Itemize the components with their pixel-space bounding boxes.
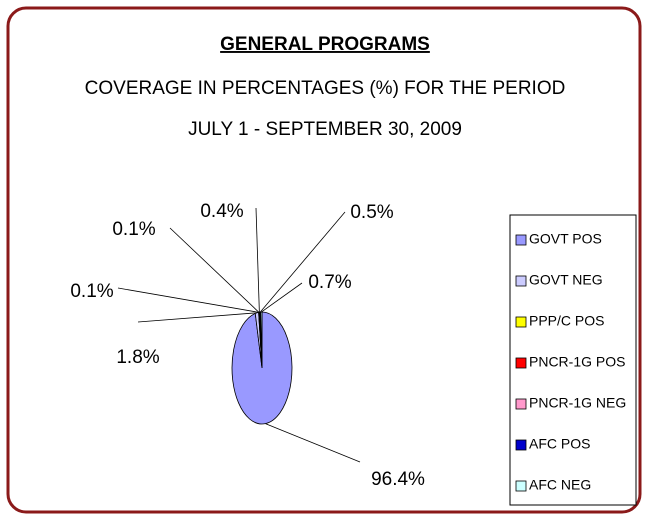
chart-subtitle: COVERAGE IN PERCENTAGES (%) FOR THE PERI… xyxy=(85,78,566,99)
leader-line xyxy=(259,211,346,313)
data-label: 0.1% xyxy=(112,219,155,240)
data-label: 96.4% xyxy=(371,469,425,490)
data-label: 0.1% xyxy=(70,281,113,302)
data-label: 0.4% xyxy=(200,201,243,222)
legend-label: GOVT POS xyxy=(529,231,602,247)
legend-box xyxy=(509,214,637,506)
legend-swatch xyxy=(515,439,527,451)
leader-line xyxy=(255,207,260,313)
legend-label: PNCR-1G NEG xyxy=(529,395,626,411)
leader-line xyxy=(265,423,361,463)
legend-swatch xyxy=(515,480,527,492)
data-label: 0.7% xyxy=(308,272,351,293)
legend-swatch xyxy=(515,357,527,369)
legend-swatch xyxy=(515,316,527,328)
legend-label: PNCR-1G POS xyxy=(529,354,625,370)
leader-line xyxy=(169,227,260,313)
frame xyxy=(6,6,642,514)
chart-title: GENERAL PROGRAMS xyxy=(220,34,430,55)
data-label: 1.8% xyxy=(116,347,159,368)
leader-line xyxy=(137,312,257,323)
leader-line xyxy=(117,287,259,313)
pie-slice xyxy=(231,311,293,425)
legend-swatch xyxy=(515,398,527,410)
legend-label: AFC NEG xyxy=(529,477,591,493)
data-label: 0.5% xyxy=(350,202,393,223)
chart-subtitle: JULY 1 - SEPTEMBER 30, 2009 xyxy=(188,119,462,140)
legend-label: PPP/C POS xyxy=(529,313,604,329)
legend-swatch xyxy=(515,234,527,246)
leader-line xyxy=(261,282,303,313)
legend-label: GOVT NEG xyxy=(529,272,603,288)
legend-swatch xyxy=(515,275,527,287)
legend-label: AFC POS xyxy=(529,436,590,452)
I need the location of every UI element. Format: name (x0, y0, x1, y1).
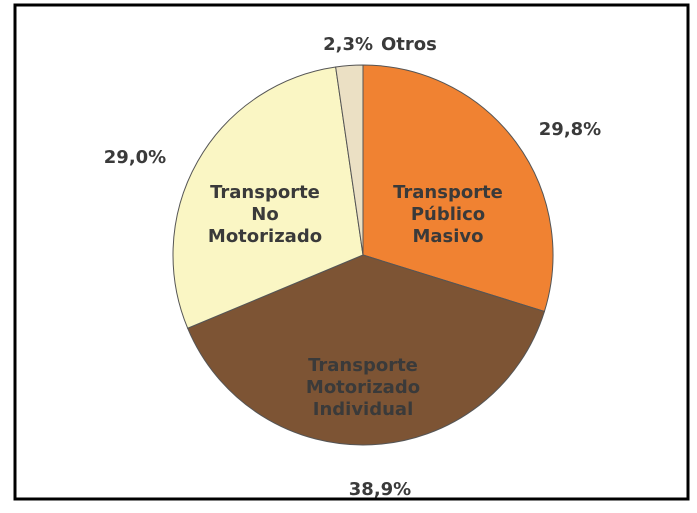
category-label: Transporte Motorizado Individual (306, 355, 420, 420)
category-label-line: Masivo (412, 226, 483, 247)
category-label-line: Individual (313, 399, 414, 420)
value-label: 29,8% (539, 119, 601, 140)
category-label-line: Motorizado (208, 226, 322, 247)
category-label-line: Transporte (393, 182, 503, 203)
category-label: Transporte No Motorizado (208, 182, 322, 247)
category-label-line: Motorizado (306, 377, 420, 398)
category-label-line: Transporte (210, 182, 320, 203)
category-label: Transporte Público Masivo (393, 182, 503, 247)
pie-slice (172, 66, 364, 329)
pie-slice (362, 64, 554, 313)
category-label-line: No (251, 204, 278, 225)
value-label: 29,0% (104, 147, 166, 168)
value-label: 38,9% (349, 479, 411, 500)
pie-slice (335, 64, 364, 256)
value-label: 2,3% (323, 34, 373, 55)
category-label-line: Transporte (308, 355, 418, 376)
category-label-line: Público (411, 204, 485, 225)
pie-slice (187, 254, 546, 446)
category-label: Otros (381, 34, 437, 55)
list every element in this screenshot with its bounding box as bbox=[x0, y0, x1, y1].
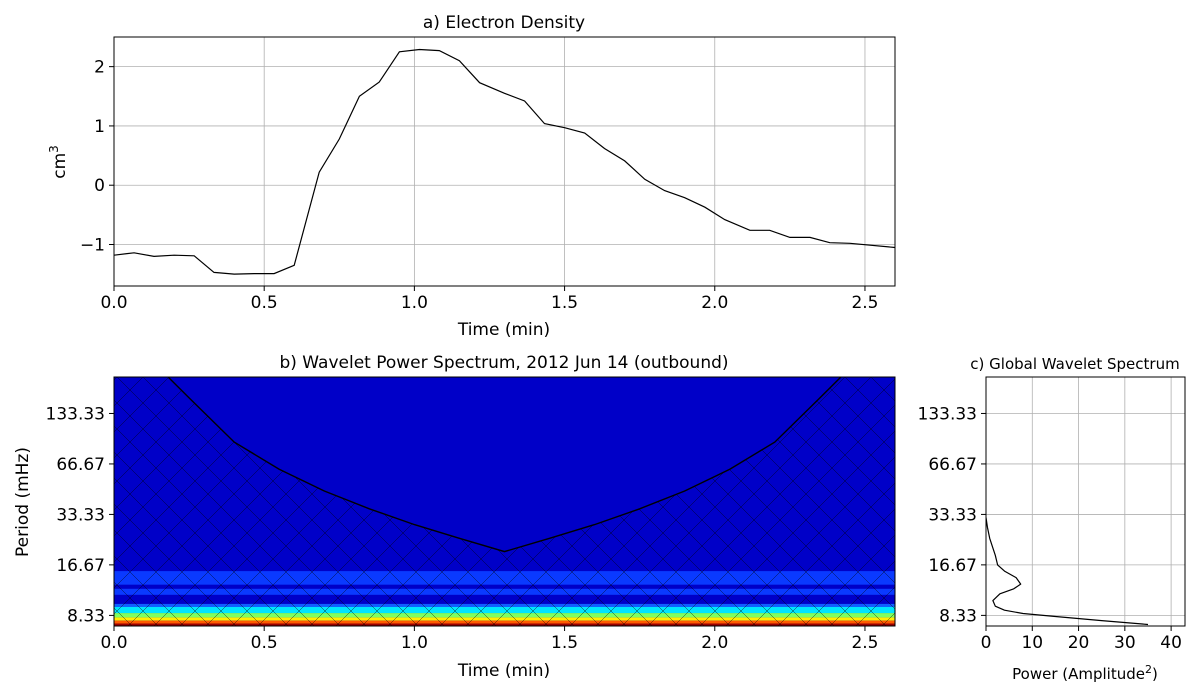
panel-wavelet-power: b) Wavelet Power Spectrum, 2012 Jun 14 (… bbox=[13, 353, 896, 681]
panel-b-frame bbox=[113, 376, 896, 627]
panel-a-title: a) Electron Density bbox=[423, 13, 585, 33]
panel-b-xlabel: Time (min) bbox=[457, 661, 550, 681]
panel-c-data bbox=[986, 517, 1149, 626]
panel-c-ytick-label: 16.67 bbox=[928, 556, 977, 576]
panel-b-data bbox=[114, 377, 895, 626]
panel-c-frame bbox=[985, 376, 1186, 627]
panel-b-title: b) Wavelet Power Spectrum, 2012 Jun 14 (… bbox=[279, 353, 728, 373]
panel-a-ytick-label: 0 bbox=[94, 176, 105, 196]
panel-a-xtick-label: 2.5 bbox=[851, 293, 878, 313]
panel-a-series-line bbox=[114, 48, 895, 275]
panel-b-coi-hatch bbox=[114, 377, 895, 626]
panel-b-ytick-label: 16.67 bbox=[56, 556, 105, 576]
panel-a-ticks: 0.0 0.5 1.0 1.5 2.0 2.5 −1 0 1 2 bbox=[80, 58, 879, 313]
panel-a-xtick-label: 0.5 bbox=[251, 293, 278, 313]
panel-a-ytick-label: 2 bbox=[94, 58, 105, 78]
panel-b-xtick-label: 0.0 bbox=[100, 633, 127, 653]
panel-a-grid bbox=[113, 37, 895, 286]
panel-b-ytick-label: 33.33 bbox=[56, 505, 105, 525]
panel-b-ytick-label: 133.33 bbox=[46, 404, 105, 424]
panel-a-xlabel: Time (min) bbox=[457, 320, 550, 340]
panel-b-xtick-label: 2.5 bbox=[851, 633, 878, 653]
panel-c-xlabel-exponent: 2 bbox=[1145, 663, 1152, 676]
panel-c-grid bbox=[985, 377, 1185, 626]
panel-c-ticks: 0 10 20 30 40 8.33 16.67 33.33 66.67 133.33 bbox=[918, 404, 1182, 653]
panel-c-title: c) Global Wavelet Spectrum bbox=[970, 355, 1179, 373]
panel-a-ylabel-unit: cm bbox=[50, 153, 70, 179]
panel-c-xlabel: Power (Amplitude2) bbox=[1012, 663, 1158, 683]
panel-b-ytick-label: 8.33 bbox=[67, 606, 105, 626]
panel-c-xlabel-text: Power (Amplitude bbox=[1012, 665, 1145, 683]
panel-c-ytick-label: 133.33 bbox=[918, 404, 977, 424]
panel-a-ylabel-exponent: 3 bbox=[47, 145, 61, 153]
panel-c-xtick-label: 40 bbox=[1160, 633, 1182, 653]
panel-a-data bbox=[114, 48, 895, 275]
panel-b-xtick-label: 2.0 bbox=[701, 633, 728, 653]
panel-a-ytick-label: −1 bbox=[80, 236, 105, 256]
panel-a-xtick-label: 1.0 bbox=[401, 293, 428, 313]
panel-b-ylabel: Period (mHz) bbox=[13, 447, 33, 557]
panel-b-xtick-label: 1.0 bbox=[401, 633, 428, 653]
panel-c-series-line bbox=[986, 517, 1149, 626]
panel-a-xtick-label: 0.0 bbox=[100, 293, 127, 313]
panel-c-xtick-label: 0 bbox=[981, 633, 992, 653]
panel-a-ylabel: cm3 bbox=[47, 145, 70, 179]
panel-c-ytick-label: 33.33 bbox=[928, 505, 977, 525]
panel-b-coi-line bbox=[167, 377, 842, 553]
panel-global-wavelet: c) Global Wavelet Spectrum 0 10 20 30 40 8.33… bbox=[918, 355, 1186, 683]
panel-electron-density: a) Electron Density 0.0 0.5 1.0 1.5 2.0 2.5 −1… bbox=[47, 13, 896, 340]
panel-c-ytick-label: 66.67 bbox=[928, 455, 977, 475]
panel-c-xtick-label: 20 bbox=[1068, 633, 1090, 653]
panel-b-xtick-label: 1.5 bbox=[551, 633, 578, 653]
panel-a-xtick-label: 2.0 bbox=[701, 293, 728, 313]
panel-b-xtick-label: 0.5 bbox=[251, 633, 278, 653]
panel-c-xlabel-close: ) bbox=[1152, 665, 1158, 683]
panel-c-xtick-label: 10 bbox=[1021, 633, 1043, 653]
panel-a-xtick-label: 1.5 bbox=[551, 293, 578, 313]
panel-b-ticks: 0.0 0.5 1.0 1.5 2.0 2.5 8.33 16.67 33.33 66.67 133… bbox=[46, 404, 879, 653]
panel-c-xtick-label: 30 bbox=[1114, 633, 1136, 653]
panel-a-frame bbox=[113, 36, 896, 287]
panel-a-ytick-label: 1 bbox=[94, 117, 105, 137]
panel-b-ytick-label: 66.67 bbox=[56, 455, 105, 475]
panel-c-ytick-label: 8.33 bbox=[939, 606, 977, 626]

^^^^^^^^

- _STATED PROBLEM_: Update the lines from the one containing "category-label: Transporte Motorizado" through the one containing "pie-slice (362, 64, 554, 313)", inclusive, replacing "Transporte" with "Transport" and leaving everything else unchanged.

- _EXERCISE ANSWER_:
category-label: Transport Motorizado Individual (306, 355, 420, 420)
category-label-line: Masivo (412, 226, 483, 247)
category-label-line: Individual (313, 399, 414, 420)
value-label: 29,8% (539, 119, 601, 140)
category-label-line: Motorizado (208, 226, 322, 247)
category-label-line: Transport (393, 182, 503, 203)
category-label: Transport No Motorizado (208, 182, 322, 247)
category-label-line: Motorizado (306, 377, 420, 398)
category-label-line: Transport (210, 182, 320, 203)
category-label: Transport Público Masivo (393, 182, 503, 247)
pie-slice (172, 66, 364, 329)
pie-slice (362, 64, 554, 313)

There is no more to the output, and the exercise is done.